▶ _Exercise task_
Exactly reproduce the lines that follow.

▶ _Exercise input_

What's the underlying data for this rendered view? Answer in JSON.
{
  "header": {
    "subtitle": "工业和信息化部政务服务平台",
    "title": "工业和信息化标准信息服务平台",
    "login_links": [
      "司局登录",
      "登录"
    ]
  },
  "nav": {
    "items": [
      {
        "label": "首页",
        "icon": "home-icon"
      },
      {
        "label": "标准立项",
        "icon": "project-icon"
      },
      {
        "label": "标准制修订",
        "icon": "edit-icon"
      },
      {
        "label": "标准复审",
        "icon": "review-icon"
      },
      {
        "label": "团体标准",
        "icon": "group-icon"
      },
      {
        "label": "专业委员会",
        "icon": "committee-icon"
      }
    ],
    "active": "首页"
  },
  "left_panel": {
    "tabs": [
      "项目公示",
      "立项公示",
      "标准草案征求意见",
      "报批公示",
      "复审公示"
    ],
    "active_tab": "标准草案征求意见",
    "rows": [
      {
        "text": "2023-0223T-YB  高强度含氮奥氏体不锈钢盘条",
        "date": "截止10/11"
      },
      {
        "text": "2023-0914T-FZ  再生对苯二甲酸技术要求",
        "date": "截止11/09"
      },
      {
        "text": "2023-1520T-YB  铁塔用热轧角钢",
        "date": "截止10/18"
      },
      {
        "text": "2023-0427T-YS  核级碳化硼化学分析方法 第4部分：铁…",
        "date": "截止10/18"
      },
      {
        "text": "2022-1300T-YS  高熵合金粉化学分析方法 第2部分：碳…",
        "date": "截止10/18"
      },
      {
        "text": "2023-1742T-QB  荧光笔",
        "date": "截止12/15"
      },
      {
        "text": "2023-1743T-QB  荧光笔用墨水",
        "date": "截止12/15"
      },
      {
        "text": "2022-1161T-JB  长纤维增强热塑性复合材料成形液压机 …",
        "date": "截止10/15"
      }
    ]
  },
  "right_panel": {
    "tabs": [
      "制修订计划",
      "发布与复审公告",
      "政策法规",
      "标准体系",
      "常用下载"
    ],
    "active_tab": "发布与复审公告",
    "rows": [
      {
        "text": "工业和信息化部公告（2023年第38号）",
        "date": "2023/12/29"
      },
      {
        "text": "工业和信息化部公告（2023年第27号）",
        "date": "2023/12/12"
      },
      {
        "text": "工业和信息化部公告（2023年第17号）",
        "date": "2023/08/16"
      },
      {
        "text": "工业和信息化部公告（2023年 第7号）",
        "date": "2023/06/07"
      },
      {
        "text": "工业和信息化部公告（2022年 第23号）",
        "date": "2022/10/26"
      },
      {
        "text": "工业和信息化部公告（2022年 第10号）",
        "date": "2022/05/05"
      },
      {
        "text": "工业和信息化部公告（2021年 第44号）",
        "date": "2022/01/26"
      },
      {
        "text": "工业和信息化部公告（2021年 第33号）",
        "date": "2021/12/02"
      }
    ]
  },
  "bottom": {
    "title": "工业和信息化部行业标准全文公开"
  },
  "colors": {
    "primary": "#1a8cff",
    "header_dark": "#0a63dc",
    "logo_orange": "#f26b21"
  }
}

▶ _Worked solution_
What's the underlying data for this rendered view? Answer in JSON.
{
  "header": {
    "subtitle": "工业和信息化部政务服务平台",
    "title": "工业和信息化标准信息服务平台",
    "login_links": [
      "司局登录",
      "登录"
    ]
  },
  "nav": {
    "items": [
      {
        "label": "首页",
        "icon": "home-icon"
      },
      {
        "label": "标准立项",
        "icon": "project-icon"
      },
      {
        "label": "标准制修订",
        "icon": "edit-icon"
      },
      {
        "label": "标准复审",
        "icon": "review-icon"
      },
      {
        "label": "团体标准",
        "icon": "group-icon"
      },
      {
        "label": "专业委员会",
        "icon": "committee-icon"
      }
    ],
    "active": "首页"
  },
  "left_panel": {
    "tabs": [
      "项目公示",
      "立项公示",
      "标准草案征求意见",
      "报批公示",
      "复审公示"
    ],
    "active_tab": "标准草案征求意见",
    "rows": [
      {
        "text": "2023-0223T-YB  高强度含氮奥氏体不锈钢盘条",
        "date": "截止10/11"
      },
      {
        "text": "2023-0914T-FZ  再生对苯二甲酸技术要求",
        "date": "截止11/09"
      },
      {
        "text": "2023-1520T-YB  铁塔用热轧角钢",
        "date": "截止10/18"
      },
      {
        "text": "2023-0427T-YS  核级碳化硼化学分析方法 第4部分：铁…",
        "date": "截止10/18"
      },
      {
        "text": "2022-1300T-YS  高熵合金粉化学分析方法 第2部分：碳…",
        "date": "截止10/18"
      },
      {
        "text": "2023-1742T-QB  荧光笔",
        "date": "截止12/15"
      },
      {
        "text": "2023-1743T-QB  荧光笔用墨水",
        "date": "截止12/15"
      },
      {
        "text": "2022-1161T-JB  长纤维增强热塑性复合材料成形液压机 …",
        "date": "截止10/15"
      }
    ]
  },
  "right_panel": {
    "tabs": [
      "制修订计划",
      "发布与复审公告",
      "政策法规",
      "标准体系",
      "常用下载"
    ],
    "active_tab": "发布与复审公告",
    "rows": [
      {
        "text": "工业和信息化部公告（2023年第38号）",
        "date": "2023/12/29"
      },
      {
        "text": "工业和信息化部公告（2023年第27号）",
        "date": "2023/12/12"
      },
      {
        "text": "工业和信息化部公告（2023年第17号）",
        "date": "2023/08/16"
      },
      {
        "text": "工业和信息化部公告（2023年 第7号）",
        "date": "2023/06/07"
      },
      {
        "text": "工业和信息化部公告（2022年 第23号）",
        "date": "2022/10/26"
      },
      {
        "text": "工业和信息化部公告（2022年 第10号）",
        "date": "2022/05/05"
      },
      {
        "text": "工业和信息化部公告（2021年 第44号）",
        "date": "2022/01/26"
      },
      {
        "text": "工业和信息化部公告（2021年 第33号）",
        "date": "2021/12/02"
      }
    ]
  },
  "bottom": {
    "title": "工业和信息化部行业标准全文公开"
  },
  "colors": {
    "primary": "#1a8cff",
    "header_dark": "#0a63dc",
    "logo_orange": "#f26b21"
  }
}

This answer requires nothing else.